### What you are asked to do
Copy out each line exactly as it appears.

--- START Material supplied ---

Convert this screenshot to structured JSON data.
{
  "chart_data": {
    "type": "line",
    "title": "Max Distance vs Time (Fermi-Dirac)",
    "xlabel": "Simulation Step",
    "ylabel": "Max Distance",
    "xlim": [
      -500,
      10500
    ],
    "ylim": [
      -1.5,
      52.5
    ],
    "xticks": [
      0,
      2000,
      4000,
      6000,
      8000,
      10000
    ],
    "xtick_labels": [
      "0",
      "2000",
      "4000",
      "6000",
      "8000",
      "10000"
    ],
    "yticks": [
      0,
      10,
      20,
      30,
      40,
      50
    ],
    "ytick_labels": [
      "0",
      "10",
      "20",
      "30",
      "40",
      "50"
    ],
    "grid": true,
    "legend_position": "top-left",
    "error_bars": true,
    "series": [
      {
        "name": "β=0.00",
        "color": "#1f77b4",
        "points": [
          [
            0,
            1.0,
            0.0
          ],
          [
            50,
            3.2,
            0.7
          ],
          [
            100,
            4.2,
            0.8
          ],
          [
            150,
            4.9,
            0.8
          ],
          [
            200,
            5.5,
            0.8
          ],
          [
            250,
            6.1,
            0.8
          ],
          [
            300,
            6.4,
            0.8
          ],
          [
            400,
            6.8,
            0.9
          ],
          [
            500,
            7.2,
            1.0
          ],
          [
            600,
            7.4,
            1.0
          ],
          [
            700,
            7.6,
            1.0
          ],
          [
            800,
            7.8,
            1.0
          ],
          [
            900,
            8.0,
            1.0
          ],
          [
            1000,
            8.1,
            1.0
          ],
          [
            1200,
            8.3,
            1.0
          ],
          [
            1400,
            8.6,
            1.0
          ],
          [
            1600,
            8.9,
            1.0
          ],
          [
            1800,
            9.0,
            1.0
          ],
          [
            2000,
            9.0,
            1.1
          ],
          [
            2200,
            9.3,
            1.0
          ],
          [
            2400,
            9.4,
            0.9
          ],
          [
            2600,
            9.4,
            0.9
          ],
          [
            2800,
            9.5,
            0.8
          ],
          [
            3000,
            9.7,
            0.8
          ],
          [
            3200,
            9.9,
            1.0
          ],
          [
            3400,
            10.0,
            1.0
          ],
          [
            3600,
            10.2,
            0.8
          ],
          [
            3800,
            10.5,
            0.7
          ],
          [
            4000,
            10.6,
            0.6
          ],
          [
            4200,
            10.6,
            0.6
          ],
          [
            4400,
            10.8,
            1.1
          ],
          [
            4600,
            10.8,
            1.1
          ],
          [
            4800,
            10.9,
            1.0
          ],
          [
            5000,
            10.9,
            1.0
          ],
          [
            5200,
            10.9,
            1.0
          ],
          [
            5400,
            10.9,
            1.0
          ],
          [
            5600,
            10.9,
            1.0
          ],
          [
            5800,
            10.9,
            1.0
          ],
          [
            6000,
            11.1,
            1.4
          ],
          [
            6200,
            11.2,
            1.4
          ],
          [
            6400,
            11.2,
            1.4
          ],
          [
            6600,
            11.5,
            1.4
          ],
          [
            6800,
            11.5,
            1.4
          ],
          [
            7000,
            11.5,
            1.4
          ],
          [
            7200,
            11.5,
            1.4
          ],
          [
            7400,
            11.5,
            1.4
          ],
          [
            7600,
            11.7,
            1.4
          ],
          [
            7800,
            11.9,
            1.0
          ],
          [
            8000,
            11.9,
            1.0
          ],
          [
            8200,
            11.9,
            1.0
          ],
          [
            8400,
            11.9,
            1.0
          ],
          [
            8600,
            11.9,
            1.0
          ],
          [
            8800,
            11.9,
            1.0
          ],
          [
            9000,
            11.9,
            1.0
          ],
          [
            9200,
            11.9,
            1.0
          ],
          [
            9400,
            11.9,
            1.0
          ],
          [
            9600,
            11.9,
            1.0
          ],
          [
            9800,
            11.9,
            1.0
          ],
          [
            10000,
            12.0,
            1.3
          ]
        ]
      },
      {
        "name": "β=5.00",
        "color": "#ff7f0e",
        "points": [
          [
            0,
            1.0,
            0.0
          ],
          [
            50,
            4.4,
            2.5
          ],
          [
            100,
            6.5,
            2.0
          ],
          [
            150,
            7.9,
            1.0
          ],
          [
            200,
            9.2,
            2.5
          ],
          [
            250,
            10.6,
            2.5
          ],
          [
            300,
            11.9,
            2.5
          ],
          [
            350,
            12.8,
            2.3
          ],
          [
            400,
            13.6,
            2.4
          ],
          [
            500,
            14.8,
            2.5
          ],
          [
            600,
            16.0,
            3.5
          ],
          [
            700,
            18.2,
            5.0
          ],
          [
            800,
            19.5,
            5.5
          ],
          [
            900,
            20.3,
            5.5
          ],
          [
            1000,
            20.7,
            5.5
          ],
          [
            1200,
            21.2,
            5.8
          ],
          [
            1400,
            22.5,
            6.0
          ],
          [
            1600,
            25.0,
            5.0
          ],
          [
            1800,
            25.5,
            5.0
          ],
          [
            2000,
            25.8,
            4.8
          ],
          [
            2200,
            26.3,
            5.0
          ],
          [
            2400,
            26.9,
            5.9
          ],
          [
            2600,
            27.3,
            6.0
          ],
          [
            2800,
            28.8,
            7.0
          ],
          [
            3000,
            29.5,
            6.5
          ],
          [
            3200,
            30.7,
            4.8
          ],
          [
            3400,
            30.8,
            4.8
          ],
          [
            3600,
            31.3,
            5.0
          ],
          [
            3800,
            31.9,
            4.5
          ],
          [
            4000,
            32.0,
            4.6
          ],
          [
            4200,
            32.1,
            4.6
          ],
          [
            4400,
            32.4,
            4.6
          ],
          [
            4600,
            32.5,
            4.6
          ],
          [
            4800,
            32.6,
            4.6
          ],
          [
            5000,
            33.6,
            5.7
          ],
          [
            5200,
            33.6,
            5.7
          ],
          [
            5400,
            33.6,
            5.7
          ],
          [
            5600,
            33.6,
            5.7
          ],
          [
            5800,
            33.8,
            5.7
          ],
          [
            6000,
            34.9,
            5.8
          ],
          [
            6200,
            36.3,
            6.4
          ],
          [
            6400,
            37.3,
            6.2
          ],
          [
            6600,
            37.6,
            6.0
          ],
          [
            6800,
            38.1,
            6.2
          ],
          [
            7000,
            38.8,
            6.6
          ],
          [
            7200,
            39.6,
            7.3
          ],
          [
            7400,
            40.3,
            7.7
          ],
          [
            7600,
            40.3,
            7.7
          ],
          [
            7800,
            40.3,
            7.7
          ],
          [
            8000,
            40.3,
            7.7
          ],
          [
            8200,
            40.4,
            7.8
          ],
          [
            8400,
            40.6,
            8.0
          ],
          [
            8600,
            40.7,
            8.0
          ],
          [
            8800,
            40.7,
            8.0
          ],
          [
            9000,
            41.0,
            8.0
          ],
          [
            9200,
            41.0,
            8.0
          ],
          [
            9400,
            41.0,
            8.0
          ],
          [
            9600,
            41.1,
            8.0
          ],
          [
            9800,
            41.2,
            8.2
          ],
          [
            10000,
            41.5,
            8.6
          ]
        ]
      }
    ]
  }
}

--- END Material supplied ---

### Task solution
Convert this screenshot to structured JSON data.
{
  "chart_data": {
    "type": "line",
    "title": "Max Distance vs Time (Fermi-Dirac)",
    "xlabel": "Simulation Step",
    "ylabel": "Max Distance",
    "xlim": [
      -500,
      10500
    ],
    "ylim": [
      -1.5,
      52.5
    ],
    "xticks": [
      0,
      2000,
      4000,
      6000,
      8000,
      10000
    ],
    "xtick_labels": [
      "0",
      "2000",
      "4000",
      "6000",
      "8000",
      "10000"
    ],
    "yticks": [
      0,
      10,
      20,
      30,
      40,
      50
    ],
    "ytick_labels": [
      "0",
      "10",
      "20",
      "30",
      "40",
      "50"
    ],
    "grid": true,
    "legend_position": "top-left",
    "error_bars": true,
    "series": [
      {
        "name": "β=0.00",
        "color": "#1f77b4",
        "points": [
          [
            0,
            1.0,
            0.0
          ],
          [
            50,
            3.2,
            0.7
          ],
          [
            100,
            4.2,
            0.8
          ],
          [
            150,
            4.9,
            0.8
          ],
          [
            200,
            5.5,
            0.8
          ],
          [
            250,
            6.1,
            0.8
          ],
          [
            300,
            6.4,
            0.8
          ],
          [
            400,
            6.8,
            0.9
          ],
          [
            500,
            7.2,
            1.0
          ],
          [
            600,
            7.4,
            1.0
          ],
          [
            700,
            7.6,
            1.0
          ],
          [
            800,
            7.8,
            1.0
          ],
          [
            900,
            8.0,
            1.0
          ],
          [
            1000,
            8.1,
            1.0
          ],
          [
            1200,
            8.3,
            1.0
          ],
          [
            1400,
            8.6,
            1.0
          ],
          [
            1600,
            8.9,
            1.0
          ],
          [
            1800,
            9.0,
            1.0
          ],
          [
            2000,
            9.0,
            1.1
          ],
          [
            2200,
            9.3,
            1.0
          ],
          [
            2400,
            9.4,
            0.9
          ],
          [
            2600,
            9.4,
            0.9
          ],
          [
            2800,
            9.5,
            0.8
          ],
          [
            3000,
            9.7,
            0.8
          ],
          [
            3200,
            9.9,
            1.0
          ],
          [
            3400,
            10.0,
            1.0
          ],
          [
            3600,
            10.2,
            0.8
          ],
          [
            3800,
            10.5,
            0.7
          ],
          [
            4000,
            10.6,
            0.6
          ],
          [
            4200,
            10.6,
            0.6
          ],
          [
            4400,
            10.8,
            1.1
          ],
          [
            4600,
            10.8,
            1.1
          ],
          [
            4800,
            10.9,
            1.0
          ],
          [
            5000,
            10.9,
            1.0
          ],
          [
            5200,
            10.9,
            1.0
          ],
          [
            5400,
            10.9,
            1.0
          ],
          [
            5600,
            10.9,
            1.0
          ],
          [
            5800,
            10.9,
            1.0
          ],
          [
            6000,
            11.1,
            1.4
          ],
          [
            6200,
            11.2,
            1.4
          ],
          [
            6400,
            11.2,
            1.4
          ],
          [
            6600,
            11.5,
            1.4
          ],
          [
            6800,
            11.5,
            1.4
          ],
          [
            7000,
            11.5,
            1.4
          ],
          [
            7200,
            11.5,
            1.4
          ],
          [
            7400,
            11.5,
            1.4
          ],
          [
            7600,
            11.7,
            1.4
          ],
          [
            7800,
            11.9,
            1.0
          ],
          [
            8000,
            11.9,
            1.0
          ],
          [
            8200,
            11.9,
            1.0
          ],
          [
            8400,
            11.9,
            1.0
          ],
          [
            8600,
            11.9,
            1.0
          ],
          [
            8800,
            11.9,
            1.0
          ],
          [
            9000,
            11.9,
            1.0
          ],
          [
            9200,
            11.9,
            1.0
          ],
          [
            9400,
            11.9,
            1.0
          ],
          [
            9600,
            11.9,
            1.0
          ],
          [
            9800,
            11.9,
            1.0
          ],
          [
            10000,
            12.0,
            1.3
          ]
        ]
      },
      {
        "name": "β=5.00",
        "color": "#ff7f0e",
        "points": [
          [
            0,
            1.0,
            0.0
          ],
          [
            50,
            4.4,
            2.5
          ],
          [
            100,
            6.5,
            2.0
          ],
          [
            150,
            7.9,
            1.0
          ],
          [
            200,
            9.2,
            2.5
          ],
          [
            250,
            10.6,
            2.5
          ],
          [
            300,
            11.9,
            2.5
          ],
          [
            350,
            12.8,
            2.3
          ],
          [
            400,
            13.6,
            2.4
          ],
          [
            500,
            14.8,
            2.5
          ],
          [
            600,
            16.0,
            3.5
          ],
          [
            700,
            18.2,
            5.0
          ],
          [
            800,
            19.5,
            5.5
          ],
          [
            900,
            20.3,
            5.5
          ],
          [
            1000,
            20.7,
            5.5
          ],
          [
            1200,
            21.2,
            5.8
          ],
          [
            1400,
            22.5,
            6.0
          ],
          [
            1600,
            25.0,
            5.0
          ],
          [
            1800,
            25.5,
            5.0
          ],
          [
            2000,
            25.8,
            4.8
          ],
          [
            2200,
            26.3,
            5.0
          ],
          [
            2400,
            26.9,
            5.9
          ],
          [
            2600,
            27.3,
            6.0
          ],
          [
            2800,
            28.8,
            7.0
          ],
          [
            3000,
            29.5,
            6.5
          ],
          [
            3200,
            30.7,
            4.8
          ],
          [
            3400,
            30.8,
            4.8
          ],
          [
            3600,
            31.3,
            5.0
          ],
          [
            3800,
            31.9,
            4.5
          ],
          [
            4000,
            32.0,
            4.6
          ],
          [
            4200,
            32.1,
            4.6
          ],
          [
            4400,
            32.4,
            4.6
          ],
          [
            4600,
            32.5,
            4.6
          ],
          [
            4800,
            32.6,
            4.6
          ],
          [
            5000,
            33.6,
            5.7
          ],
          [
            5200,
            33.6,
            5.7
          ],
          [
            5400,
            33.6,
            5.7
          ],
          [
            5600,
            33.6,
            5.7
          ],
          [
            5800,
            33.8,
            5.7
          ],
          [
            6000,
            34.9,
            5.8
          ],
          [
            6200,
            36.3,
            6.4
          ],
          [
            6400,
            37.3,
            6.2
          ],
          [
            6600,
            37.6,
            6.0
          ],
          [
            6800,
            38.1,
            6.2
          ],
          [
            7000,
            38.8,
            6.6
          ],
          [
            7200,
            39.6,
            7.3
          ],
          [
            7400,
            40.3,
            7.7
          ],
          [
            7600,
            40.3,
            7.7
          ],
          [
            7800,
            40.3,
            7.7
          ],
          [
            8000,
            40.3,
            7.7
          ],
          [
            8200,
            40.4,
            7.8
          ],
          [
            8400,
            40.6,
            8.0
          ],
          [
            8600,
            40.7,
            8.0
          ],
          [
            8800,
            40.7,
            8.0
          ],
          [
            9000,
            41.0,
            8.0
          ],
          [
            9200,
            41.0,
            8.0
          ],
          [
            9400,
            41.0,
            8.0
          ],
          [
            9600,
            41.1,
            8.0
          ],
          [
            9800,
            41.2,
            8.2
          ],
          [
            10000,
            41.5,
            8.6
          ]
        ]
      }
    ]
  }
}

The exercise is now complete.